> _To be done_: Only lines with the string "control" matter here; gather them from the material below.
---+---
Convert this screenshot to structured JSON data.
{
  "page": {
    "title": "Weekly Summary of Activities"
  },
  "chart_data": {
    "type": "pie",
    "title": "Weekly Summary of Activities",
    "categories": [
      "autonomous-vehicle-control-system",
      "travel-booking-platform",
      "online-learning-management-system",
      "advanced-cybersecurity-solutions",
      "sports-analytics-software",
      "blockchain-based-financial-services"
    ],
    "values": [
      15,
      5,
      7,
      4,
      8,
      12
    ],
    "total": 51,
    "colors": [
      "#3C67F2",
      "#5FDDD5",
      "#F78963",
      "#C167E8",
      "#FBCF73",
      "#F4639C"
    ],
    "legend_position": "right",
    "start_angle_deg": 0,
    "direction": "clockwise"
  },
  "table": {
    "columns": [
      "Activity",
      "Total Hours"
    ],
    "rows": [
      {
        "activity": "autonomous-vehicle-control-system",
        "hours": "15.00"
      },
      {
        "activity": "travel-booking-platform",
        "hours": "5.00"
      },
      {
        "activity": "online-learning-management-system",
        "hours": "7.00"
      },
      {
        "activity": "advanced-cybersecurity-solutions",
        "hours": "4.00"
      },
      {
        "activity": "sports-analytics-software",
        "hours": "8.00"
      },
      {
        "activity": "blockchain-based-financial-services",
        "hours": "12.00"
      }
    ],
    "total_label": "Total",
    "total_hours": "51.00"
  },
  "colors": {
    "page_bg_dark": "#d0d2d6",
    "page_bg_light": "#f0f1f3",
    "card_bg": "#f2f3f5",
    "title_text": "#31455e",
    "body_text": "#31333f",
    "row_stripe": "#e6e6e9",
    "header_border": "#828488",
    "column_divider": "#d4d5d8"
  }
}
---+---
> _Answer for the task_:
      "autonomous-vehicle-control-system",
        "activity": "autonomous-vehicle-control-system",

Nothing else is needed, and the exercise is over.